_Aim:_
Write out the listing beneath this instruction in its entirety, exactly as it reads.

-- Records for the task start --

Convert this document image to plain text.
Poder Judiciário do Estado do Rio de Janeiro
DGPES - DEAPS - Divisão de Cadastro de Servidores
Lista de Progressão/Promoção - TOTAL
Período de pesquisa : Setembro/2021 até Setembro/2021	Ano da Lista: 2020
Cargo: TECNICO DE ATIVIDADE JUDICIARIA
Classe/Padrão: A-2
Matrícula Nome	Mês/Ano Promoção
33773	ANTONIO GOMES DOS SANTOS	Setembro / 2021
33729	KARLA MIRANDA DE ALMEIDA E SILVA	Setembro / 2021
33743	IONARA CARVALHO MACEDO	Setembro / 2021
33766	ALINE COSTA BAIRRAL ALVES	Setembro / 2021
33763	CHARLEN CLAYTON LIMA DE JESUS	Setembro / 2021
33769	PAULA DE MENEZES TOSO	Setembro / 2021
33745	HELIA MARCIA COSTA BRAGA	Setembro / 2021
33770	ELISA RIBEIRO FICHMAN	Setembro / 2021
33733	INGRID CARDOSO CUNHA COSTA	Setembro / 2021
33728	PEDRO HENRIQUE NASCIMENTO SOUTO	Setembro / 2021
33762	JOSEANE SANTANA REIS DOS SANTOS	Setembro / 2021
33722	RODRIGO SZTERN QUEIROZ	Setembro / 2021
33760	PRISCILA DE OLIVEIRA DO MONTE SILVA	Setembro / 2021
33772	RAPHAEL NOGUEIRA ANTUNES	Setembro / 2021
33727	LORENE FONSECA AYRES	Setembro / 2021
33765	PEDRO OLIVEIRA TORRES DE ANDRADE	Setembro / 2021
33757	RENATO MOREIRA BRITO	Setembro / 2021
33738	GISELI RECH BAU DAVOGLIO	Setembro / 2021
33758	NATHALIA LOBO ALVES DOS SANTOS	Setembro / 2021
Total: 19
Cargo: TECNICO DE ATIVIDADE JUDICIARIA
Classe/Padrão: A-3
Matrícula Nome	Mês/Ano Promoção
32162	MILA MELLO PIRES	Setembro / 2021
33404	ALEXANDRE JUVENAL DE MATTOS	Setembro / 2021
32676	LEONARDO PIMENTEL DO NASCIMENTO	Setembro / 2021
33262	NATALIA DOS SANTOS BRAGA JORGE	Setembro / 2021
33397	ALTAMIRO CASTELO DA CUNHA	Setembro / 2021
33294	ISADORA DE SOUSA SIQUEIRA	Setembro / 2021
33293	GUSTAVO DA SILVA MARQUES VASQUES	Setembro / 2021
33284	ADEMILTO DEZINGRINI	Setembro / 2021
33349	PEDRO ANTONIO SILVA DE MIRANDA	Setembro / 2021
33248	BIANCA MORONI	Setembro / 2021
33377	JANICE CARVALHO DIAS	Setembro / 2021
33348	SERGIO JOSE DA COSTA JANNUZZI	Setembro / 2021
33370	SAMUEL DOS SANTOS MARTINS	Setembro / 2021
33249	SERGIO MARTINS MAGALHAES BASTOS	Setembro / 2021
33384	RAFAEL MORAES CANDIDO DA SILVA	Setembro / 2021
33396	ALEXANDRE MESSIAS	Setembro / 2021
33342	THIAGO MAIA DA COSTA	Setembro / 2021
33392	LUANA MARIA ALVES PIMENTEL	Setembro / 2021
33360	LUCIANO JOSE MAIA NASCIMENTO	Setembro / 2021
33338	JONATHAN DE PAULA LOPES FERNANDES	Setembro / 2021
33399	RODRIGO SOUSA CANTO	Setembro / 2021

-- Records for the task end --

_Output for this task:_
Convert this document image to plain text.
Poder Judiciário do Estado do Rio de Janeiro
DGPES - DEAPS - Divisão de Cadastro de Servidores
Lista de Progressão/Promoção - TOTAL
Período de pesquisa : Setembro/2021 até Setembro/2021	Ano da Lista: 2020
Cargo: TECNICO DE ATIVIDADE JUDICIARIA
Classe/Padrão: A-2
Matrícula Nome	Mês/Ano Promoção
33773	ANTONIO GOMES DOS SANTOS	Setembro / 2021
33729	KARLA MIRANDA DE ALMEIDA E SILVA	Setembro / 2021
33743	IONARA CARVALHO MACEDO	Setembro / 2021
33766	ALINE COSTA BAIRRAL ALVES	Setembro / 2021
33763	CHARLEN CLAYTON LIMA DE JESUS	Setembro / 2021
33769	PAULA DE MENEZES TOSO	Setembro / 2021
33745	HELIA MARCIA COSTA BRAGA	Setembro / 2021
33770	ELISA RIBEIRO FICHMAN	Setembro / 2021
33733	INGRID CARDOSO CUNHA COSTA	Setembro / 2021
33728	PEDRO HENRIQUE NASCIMENTO SOUTO	Setembro / 2021
33762	JOSEANE SANTANA REIS DOS SANTOS	Setembro / 2021
33722	RODRIGO SZTERN QUEIROZ	Setembro / 2021
33760	PRISCILA DE OLIVEIRA DO MONTE SILVA	Setembro / 2021
33772	RAPHAEL NOGUEIRA ANTUNES	Setembro / 2021
33727	LORENE FONSECA AYRES	Setembro / 2021
33765	PEDRO OLIVEIRA TORRES DE ANDRADE	Setembro / 2021
33757	RENATO MOREIRA BRITO	Setembro / 2021
33738	GISELI RECH BAU DAVOGLIO	Setembro / 2021
33758	NATHALIA LOBO ALVES DOS SANTOS	Setembro / 2021
Total: 19
Cargo: TECNICO DE ATIVIDADE JUDICIARIA
Classe/Padrão: A-3
Matrícula Nome	Mês/Ano Promoção
32162	MILA MELLO PIRES	Setembro / 2021
33404	ALEXANDRE JUVENAL DE MATTOS	Setembro / 2021
32676	LEONARDO PIMENTEL DO NASCIMENTO	Setembro / 2021
33262	NATALIA DOS SANTOS BRAGA JORGE	Setembro / 2021
33397	ALTAMIRO CASTELO DA CUNHA	Setembro / 2021
33294	ISADORA DE SOUSA SIQUEIRA	Setembro / 2021
33293	GUSTAVO DA SILVA MARQUES VASQUES	Setembro / 2021
33284	ADEMILTO DEZINGRINI	Setembro / 2021
33349	PEDRO ANTONIO SILVA DE MIRANDA	Setembro / 2021
33248	BIANCA MORONI	Setembro / 2021
33377	JANICE CARVALHO DIAS	Setembro / 2021
33348	SERGIO JOSE DA COSTA JANNUZZI	Setembro / 2021
33370	SAMUEL DOS SANTOS MARTINS	Setembro / 2021
33249	SERGIO MARTINS MAGALHAES BASTOS	Setembro / 2021
33384	RAFAEL MORAES CANDIDO DA SILVA	Setembro / 2021
33396	ALEXANDRE MESSIAS	Setembro / 2021
33342	THIAGO MAIA DA COSTA	Setembro / 2021
33392	LUANA MARIA ALVES PIMENTEL	Setembro / 2021
33360	LUCIANO JOSE MAIA NASCIMENTO	Setembro / 2021
33338	JONATHAN DE PAULA LOPES FERNANDES	Setembro / 2021
33399	RODRIGO SOUSA CANTO	Setembro / 2021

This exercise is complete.